■ What you have to do: Filter the records for lines holding the string "xlabel".

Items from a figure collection
--------------------------------
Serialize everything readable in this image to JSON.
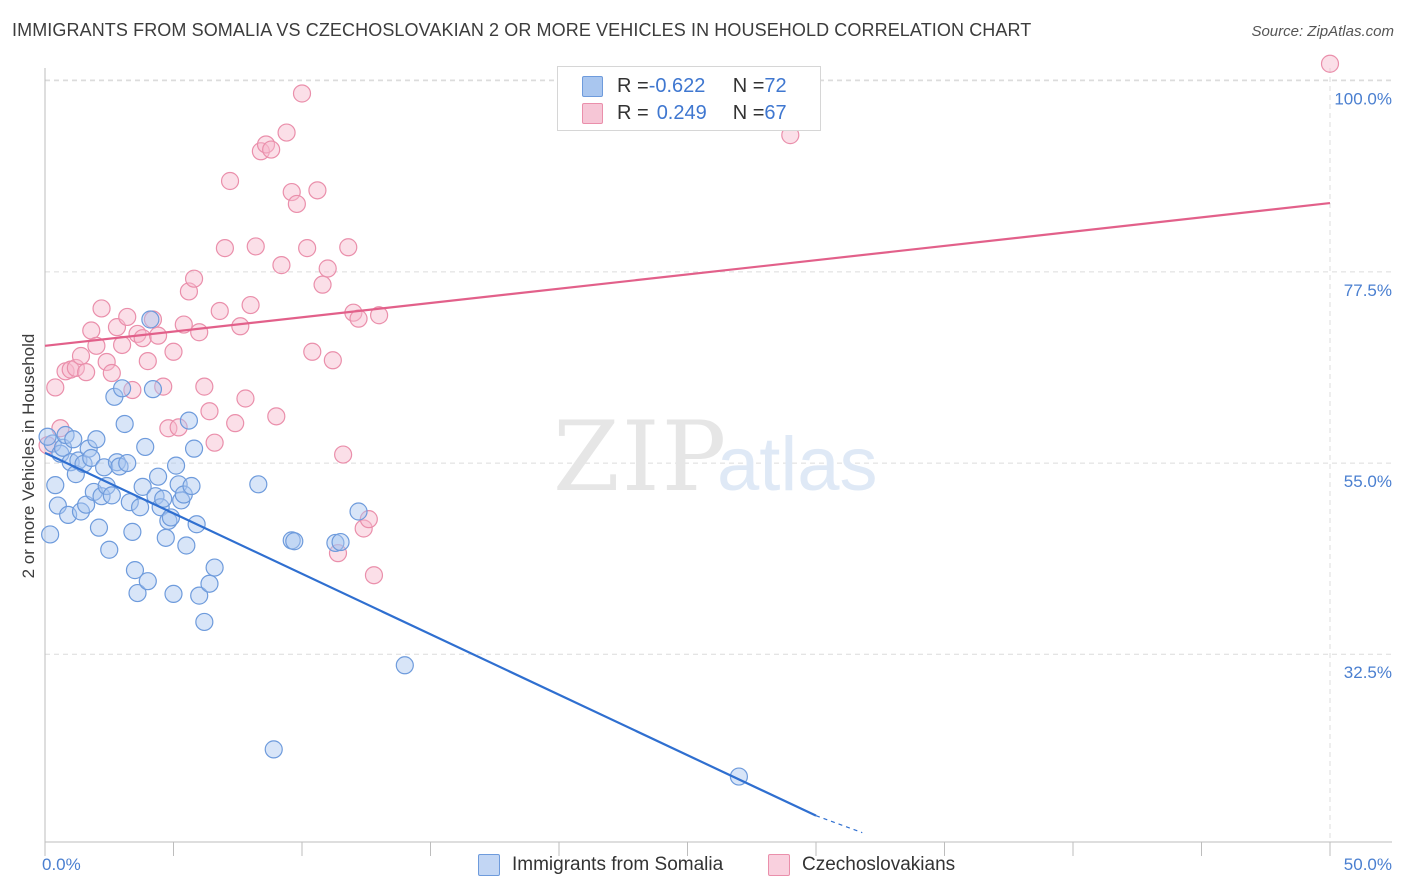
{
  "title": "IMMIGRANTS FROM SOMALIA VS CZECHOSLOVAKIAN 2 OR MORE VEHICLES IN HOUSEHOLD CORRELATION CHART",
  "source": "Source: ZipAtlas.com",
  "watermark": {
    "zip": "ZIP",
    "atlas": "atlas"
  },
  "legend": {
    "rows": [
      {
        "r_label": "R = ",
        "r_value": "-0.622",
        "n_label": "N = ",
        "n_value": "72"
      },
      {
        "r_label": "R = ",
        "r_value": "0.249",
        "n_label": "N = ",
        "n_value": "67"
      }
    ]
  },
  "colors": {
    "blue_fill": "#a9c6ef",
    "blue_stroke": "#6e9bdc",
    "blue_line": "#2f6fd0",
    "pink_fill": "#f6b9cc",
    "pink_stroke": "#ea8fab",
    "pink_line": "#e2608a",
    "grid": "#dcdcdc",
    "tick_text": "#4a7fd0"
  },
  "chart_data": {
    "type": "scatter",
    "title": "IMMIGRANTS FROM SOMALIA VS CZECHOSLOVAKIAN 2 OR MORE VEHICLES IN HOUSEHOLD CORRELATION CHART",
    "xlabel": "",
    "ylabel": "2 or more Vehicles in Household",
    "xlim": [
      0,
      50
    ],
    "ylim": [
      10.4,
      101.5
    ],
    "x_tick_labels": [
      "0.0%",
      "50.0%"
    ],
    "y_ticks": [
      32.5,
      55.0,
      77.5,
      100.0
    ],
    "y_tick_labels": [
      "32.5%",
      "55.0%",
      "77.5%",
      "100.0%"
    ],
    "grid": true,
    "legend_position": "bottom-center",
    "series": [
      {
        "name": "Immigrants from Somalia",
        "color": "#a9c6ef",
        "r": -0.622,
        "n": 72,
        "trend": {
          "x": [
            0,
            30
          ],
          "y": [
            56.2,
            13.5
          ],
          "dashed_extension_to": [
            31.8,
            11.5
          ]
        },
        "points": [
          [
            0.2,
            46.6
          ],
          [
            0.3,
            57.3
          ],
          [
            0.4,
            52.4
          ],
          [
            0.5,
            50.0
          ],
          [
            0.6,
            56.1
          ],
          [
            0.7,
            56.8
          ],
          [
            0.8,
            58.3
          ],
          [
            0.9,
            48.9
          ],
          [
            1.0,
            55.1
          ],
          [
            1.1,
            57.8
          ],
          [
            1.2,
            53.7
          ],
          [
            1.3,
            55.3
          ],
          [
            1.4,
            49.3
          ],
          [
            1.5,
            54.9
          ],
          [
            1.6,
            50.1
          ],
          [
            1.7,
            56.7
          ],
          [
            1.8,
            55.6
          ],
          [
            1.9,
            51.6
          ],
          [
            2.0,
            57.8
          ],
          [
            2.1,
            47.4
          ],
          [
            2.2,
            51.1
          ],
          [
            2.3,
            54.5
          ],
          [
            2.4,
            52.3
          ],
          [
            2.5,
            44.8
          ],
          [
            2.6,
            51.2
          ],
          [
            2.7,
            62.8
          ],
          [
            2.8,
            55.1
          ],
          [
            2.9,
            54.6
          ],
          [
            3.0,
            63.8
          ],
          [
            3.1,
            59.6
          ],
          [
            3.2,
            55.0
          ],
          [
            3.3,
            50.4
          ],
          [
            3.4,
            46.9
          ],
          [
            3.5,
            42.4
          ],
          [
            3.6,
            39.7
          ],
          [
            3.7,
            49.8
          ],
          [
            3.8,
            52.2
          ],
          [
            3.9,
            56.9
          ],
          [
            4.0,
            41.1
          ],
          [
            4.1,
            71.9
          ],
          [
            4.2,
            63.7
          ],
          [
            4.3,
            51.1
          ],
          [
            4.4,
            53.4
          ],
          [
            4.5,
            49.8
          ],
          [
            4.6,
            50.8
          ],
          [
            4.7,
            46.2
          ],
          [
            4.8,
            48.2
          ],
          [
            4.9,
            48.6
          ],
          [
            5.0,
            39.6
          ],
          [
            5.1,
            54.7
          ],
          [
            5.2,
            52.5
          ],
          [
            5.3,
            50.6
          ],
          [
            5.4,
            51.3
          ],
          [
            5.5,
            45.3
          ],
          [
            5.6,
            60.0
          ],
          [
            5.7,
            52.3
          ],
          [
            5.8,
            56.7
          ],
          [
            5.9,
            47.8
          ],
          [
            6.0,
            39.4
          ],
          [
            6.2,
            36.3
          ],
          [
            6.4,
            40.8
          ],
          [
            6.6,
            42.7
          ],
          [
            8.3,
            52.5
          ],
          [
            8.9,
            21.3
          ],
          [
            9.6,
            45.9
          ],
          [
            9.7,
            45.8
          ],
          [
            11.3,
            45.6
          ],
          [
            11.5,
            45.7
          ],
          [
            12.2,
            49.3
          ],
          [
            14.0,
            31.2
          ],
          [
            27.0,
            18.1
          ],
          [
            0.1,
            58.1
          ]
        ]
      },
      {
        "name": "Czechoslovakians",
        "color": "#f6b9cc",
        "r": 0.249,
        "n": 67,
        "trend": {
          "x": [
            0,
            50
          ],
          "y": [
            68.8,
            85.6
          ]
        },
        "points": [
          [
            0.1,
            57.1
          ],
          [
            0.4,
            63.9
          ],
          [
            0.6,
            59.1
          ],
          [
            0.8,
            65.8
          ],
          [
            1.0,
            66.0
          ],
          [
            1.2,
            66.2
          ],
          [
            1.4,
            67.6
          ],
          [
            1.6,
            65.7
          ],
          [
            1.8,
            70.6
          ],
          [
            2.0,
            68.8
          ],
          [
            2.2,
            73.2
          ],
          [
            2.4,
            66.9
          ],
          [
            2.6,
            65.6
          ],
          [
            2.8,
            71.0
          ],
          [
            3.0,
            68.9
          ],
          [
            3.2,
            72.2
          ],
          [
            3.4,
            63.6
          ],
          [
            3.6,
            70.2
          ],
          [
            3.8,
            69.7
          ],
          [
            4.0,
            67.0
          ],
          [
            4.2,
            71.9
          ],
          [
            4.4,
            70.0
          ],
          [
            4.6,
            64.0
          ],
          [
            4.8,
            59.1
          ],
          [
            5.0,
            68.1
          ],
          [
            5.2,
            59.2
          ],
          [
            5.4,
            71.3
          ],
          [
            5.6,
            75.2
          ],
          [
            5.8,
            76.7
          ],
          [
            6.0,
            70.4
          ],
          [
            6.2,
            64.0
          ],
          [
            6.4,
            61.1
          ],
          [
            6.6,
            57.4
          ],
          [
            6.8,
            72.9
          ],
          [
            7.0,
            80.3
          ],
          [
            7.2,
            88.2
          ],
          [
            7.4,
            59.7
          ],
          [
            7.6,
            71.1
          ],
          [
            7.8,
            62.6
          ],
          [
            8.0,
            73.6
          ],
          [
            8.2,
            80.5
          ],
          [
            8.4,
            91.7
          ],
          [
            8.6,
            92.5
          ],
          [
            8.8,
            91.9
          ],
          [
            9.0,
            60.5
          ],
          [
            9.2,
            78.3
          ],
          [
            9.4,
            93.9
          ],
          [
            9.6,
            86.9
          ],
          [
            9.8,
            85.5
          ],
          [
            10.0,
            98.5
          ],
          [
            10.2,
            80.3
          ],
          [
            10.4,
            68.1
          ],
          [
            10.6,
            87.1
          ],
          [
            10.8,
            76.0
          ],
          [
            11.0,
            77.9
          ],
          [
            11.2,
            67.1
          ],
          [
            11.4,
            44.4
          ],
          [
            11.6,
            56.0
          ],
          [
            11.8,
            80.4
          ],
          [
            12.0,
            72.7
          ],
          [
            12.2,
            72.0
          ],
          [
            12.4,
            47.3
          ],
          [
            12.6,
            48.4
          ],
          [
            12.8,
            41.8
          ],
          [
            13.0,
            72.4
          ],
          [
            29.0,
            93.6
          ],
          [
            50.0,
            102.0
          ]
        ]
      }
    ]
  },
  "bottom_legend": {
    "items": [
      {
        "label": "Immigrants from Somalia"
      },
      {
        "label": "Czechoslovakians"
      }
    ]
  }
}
--------------------------------
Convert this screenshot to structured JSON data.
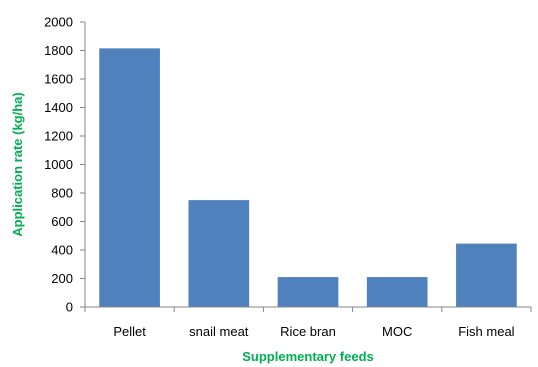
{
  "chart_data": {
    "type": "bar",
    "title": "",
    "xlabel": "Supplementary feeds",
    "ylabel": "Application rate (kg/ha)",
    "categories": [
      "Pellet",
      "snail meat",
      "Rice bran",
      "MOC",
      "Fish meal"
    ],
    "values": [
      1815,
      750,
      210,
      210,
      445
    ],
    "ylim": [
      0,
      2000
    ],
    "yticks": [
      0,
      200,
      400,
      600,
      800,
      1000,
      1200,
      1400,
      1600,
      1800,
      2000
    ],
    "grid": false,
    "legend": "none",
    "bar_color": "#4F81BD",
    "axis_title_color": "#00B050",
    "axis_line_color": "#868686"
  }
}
--------------------------------
■ Task result:
    "xlabel": "",
    "xlabel": "Supplementary feeds",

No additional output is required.